=== EXERCISE ===
Retype the listing that follows, word for word.

=== SUPPLIED INFORMATION ===

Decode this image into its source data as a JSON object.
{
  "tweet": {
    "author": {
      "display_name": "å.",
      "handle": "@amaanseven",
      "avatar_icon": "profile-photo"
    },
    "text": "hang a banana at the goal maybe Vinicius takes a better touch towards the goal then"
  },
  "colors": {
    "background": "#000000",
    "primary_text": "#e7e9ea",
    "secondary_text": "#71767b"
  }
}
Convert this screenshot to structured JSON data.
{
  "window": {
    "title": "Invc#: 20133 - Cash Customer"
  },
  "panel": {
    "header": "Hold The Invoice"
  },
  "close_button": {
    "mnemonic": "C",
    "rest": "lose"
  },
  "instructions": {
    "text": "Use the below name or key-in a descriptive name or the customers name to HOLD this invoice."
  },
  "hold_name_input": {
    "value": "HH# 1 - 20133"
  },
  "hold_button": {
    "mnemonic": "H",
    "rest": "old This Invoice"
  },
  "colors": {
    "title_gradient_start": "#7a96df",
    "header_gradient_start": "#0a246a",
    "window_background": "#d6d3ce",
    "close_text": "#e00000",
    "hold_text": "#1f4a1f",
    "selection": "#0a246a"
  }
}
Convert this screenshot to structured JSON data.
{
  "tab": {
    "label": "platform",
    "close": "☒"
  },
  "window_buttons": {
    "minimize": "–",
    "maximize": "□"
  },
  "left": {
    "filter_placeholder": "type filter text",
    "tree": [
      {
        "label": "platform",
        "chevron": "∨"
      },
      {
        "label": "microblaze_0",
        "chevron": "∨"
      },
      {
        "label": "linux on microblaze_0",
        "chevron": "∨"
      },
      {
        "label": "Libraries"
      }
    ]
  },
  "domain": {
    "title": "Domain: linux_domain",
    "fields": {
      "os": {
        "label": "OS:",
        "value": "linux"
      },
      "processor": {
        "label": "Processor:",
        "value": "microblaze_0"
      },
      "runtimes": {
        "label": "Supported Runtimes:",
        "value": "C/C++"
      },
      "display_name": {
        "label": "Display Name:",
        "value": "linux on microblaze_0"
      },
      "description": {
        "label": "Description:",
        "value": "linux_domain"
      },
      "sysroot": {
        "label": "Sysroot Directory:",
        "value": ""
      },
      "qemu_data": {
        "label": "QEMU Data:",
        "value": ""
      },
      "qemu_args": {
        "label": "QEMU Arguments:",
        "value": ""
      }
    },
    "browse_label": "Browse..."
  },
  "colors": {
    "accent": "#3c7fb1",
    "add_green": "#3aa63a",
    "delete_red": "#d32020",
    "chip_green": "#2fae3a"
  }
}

=== OUTPUT FOR THIS TASK ===
Decode this image into its source data as a JSON object.
{
  "tweet": {
    "author": {
      "display_name": "å.",
      "handle": "@amaanseven",
      "avatar_icon": "profile-photo"
    },
    "text": "hang a banana at the goal maybe Vinicius takes a better touch towards the goal then"
  },
  "colors": {
    "background": "#000000",
    "primary_text": "#e7e9ea",
    "secondary_text": "#71767b"
  }
}
Convert this screenshot to structured JSON data.
{
  "window": {
    "title": "Invc#: 20133 - Cash Customer"
  },
  "panel": {
    "header": "Hold The Invoice"
  },
  "close_button": {
    "mnemonic": "C",
    "rest": "lose"
  },
  "instructions": {
    "text": "Use the below name or key-in a descriptive name or the customers name to HOLD this invoice."
  },
  "hold_name_input": {
    "value": "HH# 1 - 20133"
  },
  "hold_button": {
    "mnemonic": "H",
    "rest": "old This Invoice"
  },
  "colors": {
    "title_gradient_start": "#7a96df",
    "header_gradient_start": "#0a246a",
    "window_background": "#d6d3ce",
    "close_text": "#e00000",
    "hold_text": "#1f4a1f",
    "selection": "#0a246a"
  }
}
Convert this screenshot to structured JSON data.
{
  "tab": {
    "label": "platform",
    "close": "☒"
  },
  "window_buttons": {
    "minimize": "–",
    "maximize": "□"
  },
  "left": {
    "filter_placeholder": "type filter text",
    "tree": [
      {
        "label": "platform",
        "chevron": "∨"
      },
      {
        "label": "microblaze_0",
        "chevron": "∨"
      },
      {
        "label": "linux on microblaze_0",
        "chevron": "∨"
      },
      {
        "label": "Libraries"
      }
    ]
  },
  "domain": {
    "title": "Domain: linux_domain",
    "fields": {
      "os": {
        "label": "OS:",
        "value": "linux"
      },
      "processor": {
        "label": "Processor:",
        "value": "microblaze_0"
      },
      "runtimes": {
        "label": "Supported Runtimes:",
        "value": "C/C++"
      },
      "display_name": {
        "label": "Display Name:",
        "value": "linux on microblaze_0"
      },
      "description": {
        "label": "Description:",
        "value": "linux_domain"
      },
      "sysroot": {
        "label": "Sysroot Directory:",
        "value": ""
      },
      "qemu_data": {
        "label": "QEMU Data:",
        "value": ""
      },
      "qemu_args": {
        "label": "QEMU Arguments:",
        "value": ""
      }
    },
    "browse_label": "Browse..."
  },
  "colors": {
    "accent": "#3c7fb1",
    "add_green": "#3aa63a",
    "delete_red": "#d32020",
    "chip_green": "#2fae3a"
  }
}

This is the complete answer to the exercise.